Written exercise
Locate each line below that includes "been" and reproduce it.

Entries taken from a collection
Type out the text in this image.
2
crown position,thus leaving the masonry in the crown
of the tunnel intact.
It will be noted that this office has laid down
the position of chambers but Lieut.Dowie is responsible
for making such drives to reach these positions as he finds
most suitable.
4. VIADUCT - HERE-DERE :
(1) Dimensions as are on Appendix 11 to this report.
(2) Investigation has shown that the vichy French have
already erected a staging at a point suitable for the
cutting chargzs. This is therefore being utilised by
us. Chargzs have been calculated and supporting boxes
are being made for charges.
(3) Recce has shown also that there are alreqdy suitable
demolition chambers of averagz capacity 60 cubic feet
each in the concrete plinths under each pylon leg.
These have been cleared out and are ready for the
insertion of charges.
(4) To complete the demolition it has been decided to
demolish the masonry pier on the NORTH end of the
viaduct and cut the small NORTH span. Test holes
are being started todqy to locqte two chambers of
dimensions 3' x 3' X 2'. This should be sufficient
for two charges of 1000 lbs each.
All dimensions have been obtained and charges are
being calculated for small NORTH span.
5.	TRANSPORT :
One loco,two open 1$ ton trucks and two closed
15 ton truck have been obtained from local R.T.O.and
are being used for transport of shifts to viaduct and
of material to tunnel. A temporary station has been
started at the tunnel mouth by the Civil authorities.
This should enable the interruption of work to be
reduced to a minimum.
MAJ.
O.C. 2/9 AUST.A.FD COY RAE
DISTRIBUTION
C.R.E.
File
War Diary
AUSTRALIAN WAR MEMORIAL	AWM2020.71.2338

Result of the task
us. Chargzs have been calculated and supporting boxes
These have been cleared out and are ready for the
(4) To complete the demolition it has been decided to
All dimensions have been obtained and charges are
15 ton truck have been obtained from local R.T.O.and
of material to tunnel. A temporary station has been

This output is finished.